%%

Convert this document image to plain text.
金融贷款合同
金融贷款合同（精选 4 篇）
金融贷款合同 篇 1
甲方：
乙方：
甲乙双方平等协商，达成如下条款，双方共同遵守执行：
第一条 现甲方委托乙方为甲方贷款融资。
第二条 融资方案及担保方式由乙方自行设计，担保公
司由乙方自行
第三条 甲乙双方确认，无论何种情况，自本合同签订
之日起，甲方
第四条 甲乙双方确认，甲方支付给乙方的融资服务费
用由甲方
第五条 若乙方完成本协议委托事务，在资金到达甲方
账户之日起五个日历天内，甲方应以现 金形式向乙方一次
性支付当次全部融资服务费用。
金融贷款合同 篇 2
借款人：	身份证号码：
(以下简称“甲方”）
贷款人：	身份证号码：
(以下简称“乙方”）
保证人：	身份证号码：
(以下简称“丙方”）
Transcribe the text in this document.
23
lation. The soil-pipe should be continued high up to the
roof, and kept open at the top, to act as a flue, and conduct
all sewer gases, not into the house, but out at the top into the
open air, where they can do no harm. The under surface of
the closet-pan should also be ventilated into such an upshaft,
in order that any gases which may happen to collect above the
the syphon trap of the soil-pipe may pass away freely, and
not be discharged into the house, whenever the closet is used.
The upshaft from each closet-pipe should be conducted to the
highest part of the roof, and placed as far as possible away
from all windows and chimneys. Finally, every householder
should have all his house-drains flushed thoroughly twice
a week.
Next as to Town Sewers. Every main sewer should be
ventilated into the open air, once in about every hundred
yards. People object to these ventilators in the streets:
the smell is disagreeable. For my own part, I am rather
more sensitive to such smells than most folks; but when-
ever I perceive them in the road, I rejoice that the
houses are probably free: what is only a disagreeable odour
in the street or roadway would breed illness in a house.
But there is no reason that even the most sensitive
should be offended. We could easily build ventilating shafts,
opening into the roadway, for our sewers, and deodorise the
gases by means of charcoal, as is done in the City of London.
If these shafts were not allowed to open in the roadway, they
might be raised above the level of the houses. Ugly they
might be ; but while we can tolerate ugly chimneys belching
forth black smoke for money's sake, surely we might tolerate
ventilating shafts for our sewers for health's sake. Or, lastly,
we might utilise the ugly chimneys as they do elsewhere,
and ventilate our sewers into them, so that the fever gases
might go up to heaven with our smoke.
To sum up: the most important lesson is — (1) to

%%

*The request:* Looking at the entries above, state how many lines contain "such"; give the number alone.

*Response for this exercise:* 2